====== Listed entries
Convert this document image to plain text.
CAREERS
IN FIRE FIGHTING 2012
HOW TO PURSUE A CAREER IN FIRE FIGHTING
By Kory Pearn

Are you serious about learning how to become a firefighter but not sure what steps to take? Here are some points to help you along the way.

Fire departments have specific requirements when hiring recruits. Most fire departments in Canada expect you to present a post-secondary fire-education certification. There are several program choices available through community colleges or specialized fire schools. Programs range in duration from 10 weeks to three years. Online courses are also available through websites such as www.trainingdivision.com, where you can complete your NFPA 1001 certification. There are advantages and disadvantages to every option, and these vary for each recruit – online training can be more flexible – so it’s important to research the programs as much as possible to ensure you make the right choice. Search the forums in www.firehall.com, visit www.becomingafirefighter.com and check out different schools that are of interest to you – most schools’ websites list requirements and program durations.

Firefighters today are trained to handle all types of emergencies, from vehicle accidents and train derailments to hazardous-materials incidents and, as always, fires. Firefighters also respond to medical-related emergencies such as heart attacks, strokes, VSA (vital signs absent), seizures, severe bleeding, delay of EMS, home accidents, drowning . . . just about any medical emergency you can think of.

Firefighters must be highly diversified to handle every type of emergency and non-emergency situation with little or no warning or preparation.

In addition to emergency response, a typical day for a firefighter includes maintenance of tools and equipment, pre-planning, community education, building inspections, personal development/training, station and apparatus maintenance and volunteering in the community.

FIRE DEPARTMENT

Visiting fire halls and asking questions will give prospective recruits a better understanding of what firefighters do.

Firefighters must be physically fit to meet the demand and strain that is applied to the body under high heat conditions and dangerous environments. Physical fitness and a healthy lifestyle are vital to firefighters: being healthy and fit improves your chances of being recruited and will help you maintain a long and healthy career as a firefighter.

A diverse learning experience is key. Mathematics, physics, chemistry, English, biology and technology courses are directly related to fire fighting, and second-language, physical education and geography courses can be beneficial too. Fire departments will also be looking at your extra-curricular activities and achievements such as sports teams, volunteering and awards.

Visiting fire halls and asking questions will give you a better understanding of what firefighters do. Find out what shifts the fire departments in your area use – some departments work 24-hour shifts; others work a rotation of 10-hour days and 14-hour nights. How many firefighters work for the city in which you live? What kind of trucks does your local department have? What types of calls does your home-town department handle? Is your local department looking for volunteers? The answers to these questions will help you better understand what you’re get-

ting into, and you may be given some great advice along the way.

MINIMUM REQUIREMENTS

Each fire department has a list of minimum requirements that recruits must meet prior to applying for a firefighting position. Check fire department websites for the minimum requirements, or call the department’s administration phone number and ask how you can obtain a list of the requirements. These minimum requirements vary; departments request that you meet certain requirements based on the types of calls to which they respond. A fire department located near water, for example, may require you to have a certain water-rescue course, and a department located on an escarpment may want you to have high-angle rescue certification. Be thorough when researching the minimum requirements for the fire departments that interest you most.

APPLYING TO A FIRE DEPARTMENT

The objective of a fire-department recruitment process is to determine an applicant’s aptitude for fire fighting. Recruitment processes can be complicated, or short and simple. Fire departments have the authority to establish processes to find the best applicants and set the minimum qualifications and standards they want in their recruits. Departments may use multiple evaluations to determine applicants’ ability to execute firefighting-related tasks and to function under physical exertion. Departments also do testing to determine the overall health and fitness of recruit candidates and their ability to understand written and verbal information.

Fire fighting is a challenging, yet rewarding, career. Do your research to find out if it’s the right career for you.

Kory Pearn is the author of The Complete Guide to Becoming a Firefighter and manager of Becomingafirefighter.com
============
To do
Scan the material above for the string "meet" and return the lines that hold it.

Response to this task
Firefighters must be physically fit to meet the demand and strain that is applied to the body under high heat conditions and dangerous environments. Physical fitness and a healthy lifestyle are vital to firefighters: being healthy and fit improves your chances of being recruited and will help you maintain a long and healthy career as a firefighter.
Each fire department has a list of minimum requirements that recruits must meet prior to applying for a firefighting position. Check fire department websites for the minimum requirements, or call the department’s administration phone number and ask how you can obtain a list of the requirements. These minimum requirements vary; departments request that you meet certain requirements based on the types of calls to which they respond. A fire department located near water, for example, may require you to have a certain water-rescue course, and a department located on an escarpment may want you to have high-angle rescue certification. Be thorough when researching the minimum requirements for the fire departments that interest you most.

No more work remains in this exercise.